**Exercise instructions**
Transcribe the whole listing without a single picture.

**Task input**
--- start ---

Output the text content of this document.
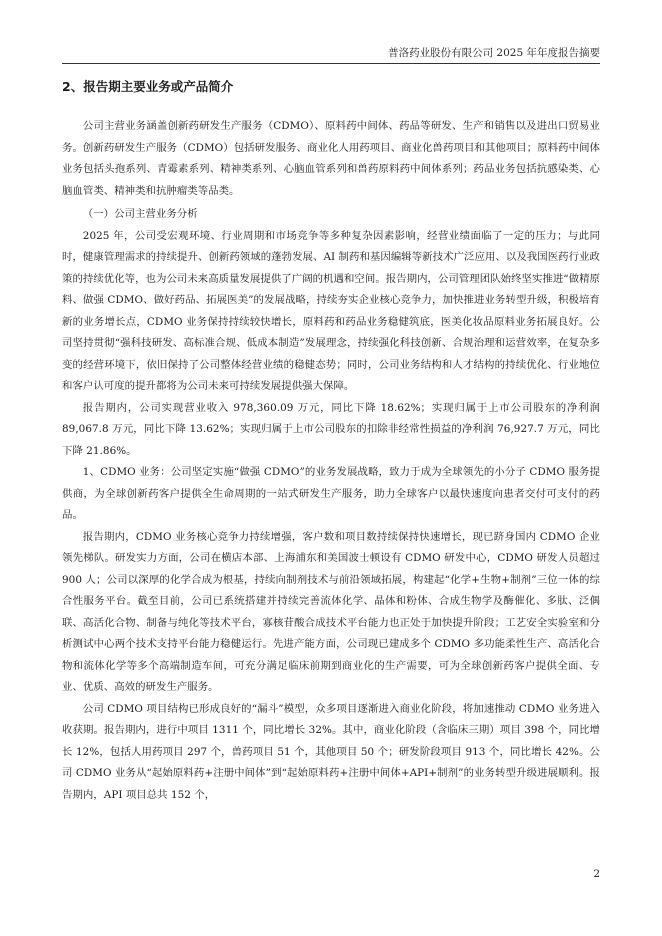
普洛药业股份有限公司 2025 年年度报告摘要
2、报告期主要业务或产品简介

公司主营业务涵盖创新药研发生产服务（CDMO）、原料药中间体、药品等研发、生产和销售以及进出口贸易业务。创新药研发生产服务（CDMO）包括研发服务、商业化人用药项目、商业化兽药项目和其他项目；原料药中间体业务包括头孢系列、青霉素系列、精神类系列、心脑血管系列和兽药原料药中间体系列；药品业务包括抗感染类、心脑血管类、精神类和抗肿瘤类等品类。

（一）公司主营业务分析

2025 年，公司受宏观环境、行业周期和市场竞争等多种复杂因素影响，经营业绩面临了一定的压力；与此同时，健康管理需求的持续提升、创新药领域的蓬勃发展、AI 制药和基因编辑等新技术广泛应用、以及我国医药行业政策的持续优化等，也为公司未来高质量发展提供了广阔的机遇和空间。报告期内，公司管理团队始终坚实推进“做精原料、做强 CDMO、做好药品、拓展医美”的发展战略，持续夯实企业核心竞争力，加快推进业务转型升级，积极培育新的业务增长点，CDMO 业务保持持续较快增长，原料药和药品业务稳健筑底，医美化妆品原料业务拓展良好。公司坚持贯彻“强科技研发、高标准合规、低成本制造”发展理念，持续强化科技创新、合规治理和运营效率，在复杂多变的经营环境下，依旧保持了公司整体经营业绩的稳健态势；同时，公司业务结构和人才结构的持续优化、行业地位和客户认可度的提升都将为公司未来可持续发展提供强大保障。

报告期内，公司实现营业收入 978,360.09 万元，同比下降 18.62%；实现归属于上市公司股东的净利润 89,067.8 万元，同比下降 13.62%；实现归属于上市公司股东的扣除非经常性损益的净利润 76,927.7 万元，同比下降 21.86%。

1、CDMO 业务：公司坚定实施“做强 CDMO”的业务发展战略，致力于成为全球领先的小分子 CDMO 服务提供商，为全球创新药客户提供全生命周期的一站式研发生产服务，助力全球客户以最快速度向患者交付可支付的药品。

报告期内，CDMO 业务核心竞争力持续增强，客户数和项目数持续保持快速增长，现已跻身国内 CDMO 企业领先梯队。研发实力方面，公司在横店本部、上海浦东和美国波士顿设有 CDMO 研发中心，CDMO 研发人员超过 900 人；公司以深厚的化学合成为根基，持续向制剂技术与前沿领域拓展，构建起“化学+生物+制剂”三位一体的综合性服务平台。截至目前，公司已系统搭建并持续完善流体化学、晶体和粉体、合成生物学及酶催化、多肽、泛偶联、高活化合物、制备与纯化等技术平台，寡核苷酸合成技术平台能力也正处于加快提升阶段；工艺安全实验室和分析测试中心两个技术支持平台能力稳健运行。先进产能方面，公司现已建成多个 CDMO 多功能柔性生产、高活化合物和流体化学等多个高端制造车间，可充分满足临床前期到商业化的生产需要，可为全球创新药客户提供全面、专业、优质、高效的研发生产服务。

公司 CDMO 项目结构已形成良好的“漏斗”模型，众多项目逐渐进入商业化阶段，将加速推动 CDMO 业务进入收获期。报告期内，进行中项目 1311 个，同比增长 32%。其中，商业化阶段（含临床三期）项目 398 个，同比增长 12%，包括人用药项目 297 个，兽药项目 51 个，其他项目 50 个；研发阶段项目 913 个，同比增长 42%。公司 CDMO 业务从“起始原料药+注册中间体”到“起始原料药+注册中间体+API+制剂”的业务转型升级进展顺利。报告期内，API 项目总共 152 个，

2
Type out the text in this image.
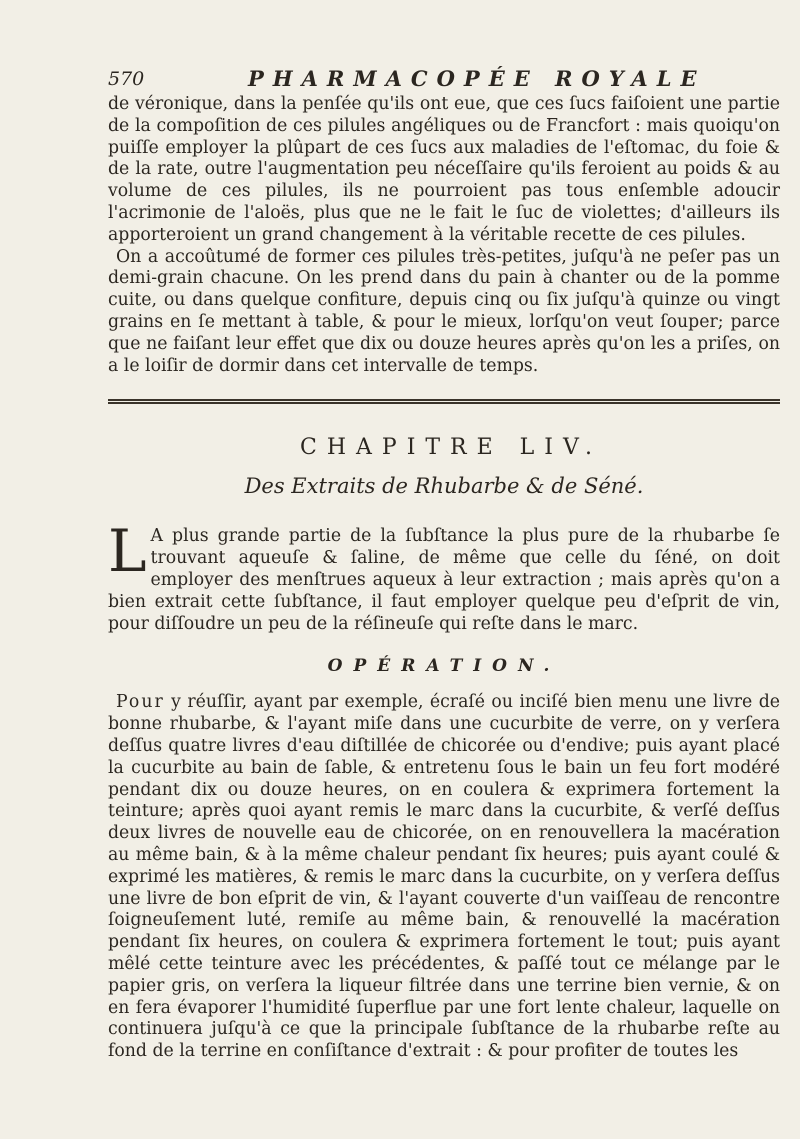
570	PHARMACOPÉE ROYALE

de véronique, dans la penſée qu'ils ont eue, que ces ſucs faiſoient une partie de la compoſition de ces pilules angéliques ou de Francfort : mais quoiqu'on puiſſe employer la plûpart de ces ſucs aux maladies de l'eſtomac, du foie & de la rate, outre l'augmentation peu néceſſaire qu'ils feroient au poids & au volume de ces pilules, ils ne pourroient pas tous enſemble adoucir l'acrimonie de l'aloës, plus que ne le fait le ſuc de violettes; d'ailleurs ils apporteroient un grand changement à la véritable recette de ces pilules.

On a accoûtumé de former ces pilules très-petites, juſqu'à ne peſer pas un demi-grain chacune. On les prend dans du pain à chanter ou de la pomme cuite, ou dans quelque confiture, depuis cinq ou ſix juſqu'à quinze ou vingt grains en ſe mettant à table, & pour le mieux, lorſqu'on veut ſouper; parce que ne faiſant leur effet que dix ou douze heures après qu'on les a priſes, on a le loiſir de dormir dans cet intervalle de temps.

CHAPITRE LIV.
Des Extraits de Rhubarbe & de Séné.

L A plus grande partie de la ſubſtance la plus pure de la rhubarbe ſe trouvant aqueuſe & ſaline, de même que celle du ſéné, on doit employer des menſtrues aqueux à leur extraction ; mais après qu'on a bien extrait cette ſubſtance, il faut employer quelque peu d'eſprit de vin, pour diſſoudre un peu de la réſineuſe qui reſte dans le marc.

OPÉRATION.

Pour y réuſſir, ayant par exemple, écraſé ou inciſé bien menu une livre de bonne rhubarbe, & l'ayant miſe dans une cucurbite de verre, on y verſera deſſus quatre livres d'eau diſtillée de chicorée ou d'endive; puis ayant placé la cucurbite au bain de ſable, & entretenu ſous le bain un feu fort modéré pendant dix ou douze heures, on en coulera & exprimera fortement la teinture; après quoi ayant remis le marc dans la cucurbite, & verſé deſſus deux livres de nouvelle eau de chicorée, on en renouvellera la macération au même bain, & à la même chaleur pendant ſix heures; puis ayant coulé & exprimé les matières, & remis le marc dans la cucurbite, on y verſera deſſus une livre de bon eſprit de vin, & l'ayant couverte d'un vaiſſeau de rencontre ſoigneuſement luté, remiſe au même bain, & renouvellé la macération pendant ſix heures, on coulera & exprimera fortement le tout; puis ayant mêlé cette teinture avec les précédentes, & paſſé tout ce mélange par le papier gris, on verſera la liqueur filtrée dans une terrine bien vernie, & on en fera évaporer l'humidité ſuperflue par une fort lente chaleur, laquelle on continuera juſqu'à ce que la principale ſubſtance de la rhubarbe reſte au fond de la terrine en conſiſtance d'extrait : & pour profiter de toutes les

--- end ---

**Solution to this exercise**
Output the text content of this document.
普洛药业股份有限公司 2025 年年度报告摘要
2、报告期主要业务或产品简介

公司主营业务涵盖创新药研发生产服务（CDMO）、原料药中间体、药品等研发、生产和销售以及进出口贸易业务。创新药研发生产服务（CDMO）包括研发服务、商业化人用药项目、商业化兽药项目和其他项目；原料药中间体业务包括头孢系列、青霉素系列、精神类系列、心脑血管系列和兽药原料药中间体系列；药品业务包括抗感染类、心脑血管类、精神类和抗肿瘤类等品类。

（一）公司主营业务分析

2025 年，公司受宏观环境、行业周期和市场竞争等多种复杂因素影响，经营业绩面临了一定的压力；与此同时，健康管理需求的持续提升、创新药领域的蓬勃发展、AI 制药和基因编辑等新技术广泛应用、以及我国医药行业政策的持续优化等，也为公司未来高质量发展提供了广阔的机遇和空间。报告期内，公司管理团队始终坚实推进“做精原料、做强 CDMO、做好药品、拓展医美”的发展战略，持续夯实企业核心竞争力，加快推进业务转型升级，积极培育新的业务增长点，CDMO 业务保持持续较快增长，原料药和药品业务稳健筑底，医美化妆品原料业务拓展良好。公司坚持贯彻“强科技研发、高标准合规、低成本制造”发展理念，持续强化科技创新、合规治理和运营效率，在复杂多变的经营环境下，依旧保持了公司整体经营业绩的稳健态势；同时，公司业务结构和人才结构的持续优化、行业地位和客户认可度的提升都将为公司未来可持续发展提供强大保障。

报告期内，公司实现营业收入 978,360.09 万元，同比下降 18.62%；实现归属于上市公司股东的净利润 89,067.8 万元，同比下降 13.62%；实现归属于上市公司股东的扣除非经常性损益的净利润 76,927.7 万元，同比下降 21.86%。

1、CDMO 业务：公司坚定实施“做强 CDMO”的业务发展战略，致力于成为全球领先的小分子 CDMO 服务提供商，为全球创新药客户提供全生命周期的一站式研发生产服务，助力全球客户以最快速度向患者交付可支付的药品。

报告期内，CDMO 业务核心竞争力持续增强，客户数和项目数持续保持快速增长，现已跻身国内 CDMO 企业领先梯队。研发实力方面，公司在横店本部、上海浦东和美国波士顿设有 CDMO 研发中心，CDMO 研发人员超过 900 人；公司以深厚的化学合成为根基，持续向制剂技术与前沿领域拓展，构建起“化学+生物+制剂”三位一体的综合性服务平台。截至目前，公司已系统搭建并持续完善流体化学、晶体和粉体、合成生物学及酶催化、多肽、泛偶联、高活化合物、制备与纯化等技术平台，寡核苷酸合成技术平台能力也正处于加快提升阶段；工艺安全实验室和分析测试中心两个技术支持平台能力稳健运行。先进产能方面，公司现已建成多个 CDMO 多功能柔性生产、高活化合物和流体化学等多个高端制造车间，可充分满足临床前期到商业化的生产需要，可为全球创新药客户提供全面、专业、优质、高效的研发生产服务。

公司 CDMO 项目结构已形成良好的“漏斗”模型，众多项目逐渐进入商业化阶段，将加速推动 CDMO 业务进入收获期。报告期内，进行中项目 1311 个，同比增长 32%。其中，商业化阶段（含临床三期）项目 398 个，同比增长 12%，包括人用药项目 297 个，兽药项目 51 个，其他项目 50 个；研发阶段项目 913 个，同比增长 42%。公司 CDMO 业务从“起始原料药+注册中间体”到“起始原料药+注册中间体+API+制剂”的业务转型升级进展顺利。报告期内，API 项目总共 152 个，

2
Type out the text in this image.
570	PHARMACOPÉE ROYALE

de véronique, dans la penſée qu'ils ont eue, que ces ſucs faiſoient une partie de la compoſition de ces pilules angéliques ou de Francfort : mais quoiqu'on puiſſe employer la plûpart de ces ſucs aux maladies de l'eſtomac, du foie & de la rate, outre l'augmentation peu néceſſaire qu'ils feroient au poids & au volume de ces pilules, ils ne pourroient pas tous enſemble adoucir l'acrimonie de l'aloës, plus que ne le fait le ſuc de violettes; d'ailleurs ils apporteroient un grand changement à la véritable recette de ces pilules.

On a accoûtumé de former ces pilules très-petites, juſqu'à ne peſer pas un demi-grain chacune. On les prend dans du pain à chanter ou de la pomme cuite, ou dans quelque confiture, depuis cinq ou ſix juſqu'à quinze ou vingt grains en ſe mettant à table, & pour le mieux, lorſqu'on veut ſouper; parce que ne faiſant leur effet que dix ou douze heures après qu'on les a priſes, on a le loiſir de dormir dans cet intervalle de temps.

CHAPITRE LIV.
Des Extraits de Rhubarbe & de Séné.

L A plus grande partie de la ſubſtance la plus pure de la rhubarbe ſe trouvant aqueuſe & ſaline, de même que celle du ſéné, on doit employer des menſtrues aqueux à leur extraction ; mais après qu'on a bien extrait cette ſubſtance, il faut employer quelque peu d'eſprit de vin, pour diſſoudre un peu de la réſineuſe qui reſte dans le marc.

OPÉRATION.

Pour y réuſſir, ayant par exemple, écraſé ou inciſé bien menu une livre de bonne rhubarbe, & l'ayant miſe dans une cucurbite de verre, on y verſera deſſus quatre livres d'eau diſtillée de chicorée ou d'endive; puis ayant placé la cucurbite au bain de ſable, & entretenu ſous le bain un feu fort modéré pendant dix ou douze heures, on en coulera & exprimera fortement la teinture; après quoi ayant remis le marc dans la cucurbite, & verſé deſſus deux livres de nouvelle eau de chicorée, on en renouvellera la macération au même bain, & à la même chaleur pendant ſix heures; puis ayant coulé & exprimé les matières, & remis le marc dans la cucurbite, on y verſera deſſus une livre de bon eſprit de vin, & l'ayant couverte d'un vaiſſeau de rencontre ſoigneuſement luté, remiſe au même bain, & renouvellé la macération pendant ſix heures, on coulera & exprimera fortement le tout; puis ayant mêlé cette teinture avec les précédentes, & paſſé tout ce mélange par le papier gris, on verſera la liqueur filtrée dans une terrine bien vernie, & on en fera évaporer l'humidité ſuperflue par une fort lente chaleur, laquelle on continuera juſqu'à ce que la principale ſubſtance de la rhubarbe reſte au fond de la terrine en conſiſtance d'extrait : & pour profiter de toutes les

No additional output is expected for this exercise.